▶ [Extracted records]:
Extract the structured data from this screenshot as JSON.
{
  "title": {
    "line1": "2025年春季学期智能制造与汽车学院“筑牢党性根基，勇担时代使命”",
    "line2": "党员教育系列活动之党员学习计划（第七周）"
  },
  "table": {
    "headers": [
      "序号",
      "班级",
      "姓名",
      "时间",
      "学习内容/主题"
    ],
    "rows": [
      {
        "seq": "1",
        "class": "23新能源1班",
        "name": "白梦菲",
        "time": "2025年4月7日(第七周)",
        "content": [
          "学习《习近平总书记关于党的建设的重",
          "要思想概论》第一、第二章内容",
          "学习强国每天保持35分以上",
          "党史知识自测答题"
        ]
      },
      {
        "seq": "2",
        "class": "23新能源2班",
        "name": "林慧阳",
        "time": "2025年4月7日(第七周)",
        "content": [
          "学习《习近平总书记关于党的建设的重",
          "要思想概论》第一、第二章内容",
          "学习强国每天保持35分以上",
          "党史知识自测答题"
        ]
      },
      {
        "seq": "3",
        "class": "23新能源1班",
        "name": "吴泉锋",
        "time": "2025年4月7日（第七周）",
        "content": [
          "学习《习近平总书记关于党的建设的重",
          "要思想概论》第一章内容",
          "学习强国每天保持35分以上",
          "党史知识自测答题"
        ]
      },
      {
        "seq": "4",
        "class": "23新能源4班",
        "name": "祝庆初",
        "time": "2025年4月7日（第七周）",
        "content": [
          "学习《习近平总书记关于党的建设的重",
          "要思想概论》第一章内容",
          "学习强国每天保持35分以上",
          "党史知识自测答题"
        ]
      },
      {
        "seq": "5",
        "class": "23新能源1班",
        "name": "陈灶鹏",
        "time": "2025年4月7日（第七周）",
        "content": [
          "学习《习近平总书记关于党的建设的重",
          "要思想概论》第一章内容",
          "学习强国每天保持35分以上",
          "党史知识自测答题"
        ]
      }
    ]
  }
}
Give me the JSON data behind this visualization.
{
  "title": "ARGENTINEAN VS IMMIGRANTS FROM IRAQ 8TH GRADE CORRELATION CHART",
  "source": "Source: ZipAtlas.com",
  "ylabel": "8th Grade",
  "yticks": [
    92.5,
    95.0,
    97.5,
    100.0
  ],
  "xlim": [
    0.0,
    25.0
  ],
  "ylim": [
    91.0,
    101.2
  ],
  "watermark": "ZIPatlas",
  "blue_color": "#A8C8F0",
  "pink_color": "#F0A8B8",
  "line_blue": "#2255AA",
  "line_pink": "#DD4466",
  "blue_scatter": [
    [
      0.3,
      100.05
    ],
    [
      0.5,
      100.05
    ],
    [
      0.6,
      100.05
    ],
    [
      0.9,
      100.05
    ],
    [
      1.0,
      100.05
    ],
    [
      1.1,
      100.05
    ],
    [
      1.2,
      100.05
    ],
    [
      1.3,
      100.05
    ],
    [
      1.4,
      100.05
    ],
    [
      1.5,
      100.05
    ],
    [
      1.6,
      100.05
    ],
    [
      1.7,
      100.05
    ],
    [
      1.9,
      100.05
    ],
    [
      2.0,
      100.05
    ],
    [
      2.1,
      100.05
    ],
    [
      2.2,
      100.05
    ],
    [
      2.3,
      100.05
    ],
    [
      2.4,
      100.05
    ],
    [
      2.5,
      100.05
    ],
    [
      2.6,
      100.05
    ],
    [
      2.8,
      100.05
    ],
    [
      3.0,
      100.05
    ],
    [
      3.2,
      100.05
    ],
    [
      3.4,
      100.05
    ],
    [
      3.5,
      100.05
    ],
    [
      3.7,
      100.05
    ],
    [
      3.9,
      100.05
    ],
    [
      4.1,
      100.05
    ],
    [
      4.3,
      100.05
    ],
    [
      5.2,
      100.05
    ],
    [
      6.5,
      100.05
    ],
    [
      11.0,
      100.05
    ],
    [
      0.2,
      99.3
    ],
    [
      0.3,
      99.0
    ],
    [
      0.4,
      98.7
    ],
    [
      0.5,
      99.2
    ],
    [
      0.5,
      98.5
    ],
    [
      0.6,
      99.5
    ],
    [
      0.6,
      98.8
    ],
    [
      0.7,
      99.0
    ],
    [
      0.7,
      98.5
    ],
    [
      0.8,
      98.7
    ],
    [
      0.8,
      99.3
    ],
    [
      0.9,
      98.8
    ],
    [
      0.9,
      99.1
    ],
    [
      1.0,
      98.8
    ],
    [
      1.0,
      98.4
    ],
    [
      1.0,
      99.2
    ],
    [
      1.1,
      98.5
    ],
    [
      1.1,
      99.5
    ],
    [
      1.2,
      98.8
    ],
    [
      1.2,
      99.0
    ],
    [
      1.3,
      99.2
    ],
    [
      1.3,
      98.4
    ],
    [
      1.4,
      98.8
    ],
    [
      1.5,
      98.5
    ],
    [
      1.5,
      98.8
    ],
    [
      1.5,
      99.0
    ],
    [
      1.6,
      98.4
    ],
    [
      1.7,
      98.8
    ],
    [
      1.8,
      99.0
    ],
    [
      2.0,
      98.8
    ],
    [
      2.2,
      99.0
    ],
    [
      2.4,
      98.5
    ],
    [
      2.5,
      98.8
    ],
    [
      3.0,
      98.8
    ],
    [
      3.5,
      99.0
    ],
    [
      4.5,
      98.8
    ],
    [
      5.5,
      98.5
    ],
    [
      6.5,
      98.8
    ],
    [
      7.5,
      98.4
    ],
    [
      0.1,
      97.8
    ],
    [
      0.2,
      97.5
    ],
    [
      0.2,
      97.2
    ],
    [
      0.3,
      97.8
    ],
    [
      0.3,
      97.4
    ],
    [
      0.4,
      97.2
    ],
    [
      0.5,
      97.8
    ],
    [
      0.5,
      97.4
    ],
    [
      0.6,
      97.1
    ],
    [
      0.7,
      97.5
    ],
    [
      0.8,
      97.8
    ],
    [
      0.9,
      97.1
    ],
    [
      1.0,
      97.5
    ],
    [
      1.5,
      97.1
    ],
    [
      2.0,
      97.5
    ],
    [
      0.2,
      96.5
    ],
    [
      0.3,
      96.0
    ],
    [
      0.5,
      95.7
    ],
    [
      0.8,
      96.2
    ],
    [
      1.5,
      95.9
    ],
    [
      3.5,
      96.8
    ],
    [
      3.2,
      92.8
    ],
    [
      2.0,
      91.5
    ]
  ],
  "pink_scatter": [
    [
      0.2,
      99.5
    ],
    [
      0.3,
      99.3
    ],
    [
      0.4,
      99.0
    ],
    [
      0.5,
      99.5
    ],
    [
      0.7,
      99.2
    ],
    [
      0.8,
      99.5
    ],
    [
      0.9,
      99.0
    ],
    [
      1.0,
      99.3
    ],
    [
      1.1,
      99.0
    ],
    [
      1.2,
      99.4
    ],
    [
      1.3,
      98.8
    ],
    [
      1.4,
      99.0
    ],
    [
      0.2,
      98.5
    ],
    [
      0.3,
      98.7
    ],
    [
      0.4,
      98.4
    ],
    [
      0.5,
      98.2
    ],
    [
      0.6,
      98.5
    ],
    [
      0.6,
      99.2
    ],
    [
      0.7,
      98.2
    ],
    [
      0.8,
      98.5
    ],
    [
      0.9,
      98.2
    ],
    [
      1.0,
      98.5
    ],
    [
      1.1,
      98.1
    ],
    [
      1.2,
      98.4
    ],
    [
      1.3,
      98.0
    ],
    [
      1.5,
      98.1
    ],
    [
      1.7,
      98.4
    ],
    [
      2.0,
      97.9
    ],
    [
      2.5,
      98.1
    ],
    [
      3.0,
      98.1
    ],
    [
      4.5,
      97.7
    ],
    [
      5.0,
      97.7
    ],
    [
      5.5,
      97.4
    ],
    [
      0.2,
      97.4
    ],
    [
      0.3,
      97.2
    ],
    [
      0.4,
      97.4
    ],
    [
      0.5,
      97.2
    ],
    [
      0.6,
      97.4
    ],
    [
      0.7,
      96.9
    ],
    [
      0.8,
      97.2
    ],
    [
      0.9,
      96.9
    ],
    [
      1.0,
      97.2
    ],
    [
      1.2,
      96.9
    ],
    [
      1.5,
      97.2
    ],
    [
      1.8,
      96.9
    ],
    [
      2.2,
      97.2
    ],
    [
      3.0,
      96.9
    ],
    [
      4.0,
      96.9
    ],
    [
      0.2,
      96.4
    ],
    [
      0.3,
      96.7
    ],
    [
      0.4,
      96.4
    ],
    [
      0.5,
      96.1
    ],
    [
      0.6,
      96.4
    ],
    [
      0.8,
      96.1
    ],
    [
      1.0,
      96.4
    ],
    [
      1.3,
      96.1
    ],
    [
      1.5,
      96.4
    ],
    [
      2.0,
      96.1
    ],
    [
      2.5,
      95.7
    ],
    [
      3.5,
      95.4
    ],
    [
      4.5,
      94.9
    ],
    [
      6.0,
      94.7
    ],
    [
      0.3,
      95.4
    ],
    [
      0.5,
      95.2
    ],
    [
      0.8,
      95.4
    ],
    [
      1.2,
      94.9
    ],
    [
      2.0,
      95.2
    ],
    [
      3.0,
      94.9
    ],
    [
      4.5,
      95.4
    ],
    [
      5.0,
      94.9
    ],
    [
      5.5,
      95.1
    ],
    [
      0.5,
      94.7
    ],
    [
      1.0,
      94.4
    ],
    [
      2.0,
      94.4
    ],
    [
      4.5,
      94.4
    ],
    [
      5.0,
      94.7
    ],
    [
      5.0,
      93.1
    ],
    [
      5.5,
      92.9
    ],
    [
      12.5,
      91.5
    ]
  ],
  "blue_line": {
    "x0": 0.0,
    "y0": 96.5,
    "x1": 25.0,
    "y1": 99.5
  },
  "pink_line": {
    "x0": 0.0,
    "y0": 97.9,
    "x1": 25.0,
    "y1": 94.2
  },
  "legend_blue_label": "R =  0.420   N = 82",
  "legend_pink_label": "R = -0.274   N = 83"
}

▶ [CHALLENGE]:
Which lines contain the word "data"? Return each of them.

▶ [RIGHT ANSWER]:
Extract the structured data from this screenshot as JSON.
Give me the JSON data behind this visualization.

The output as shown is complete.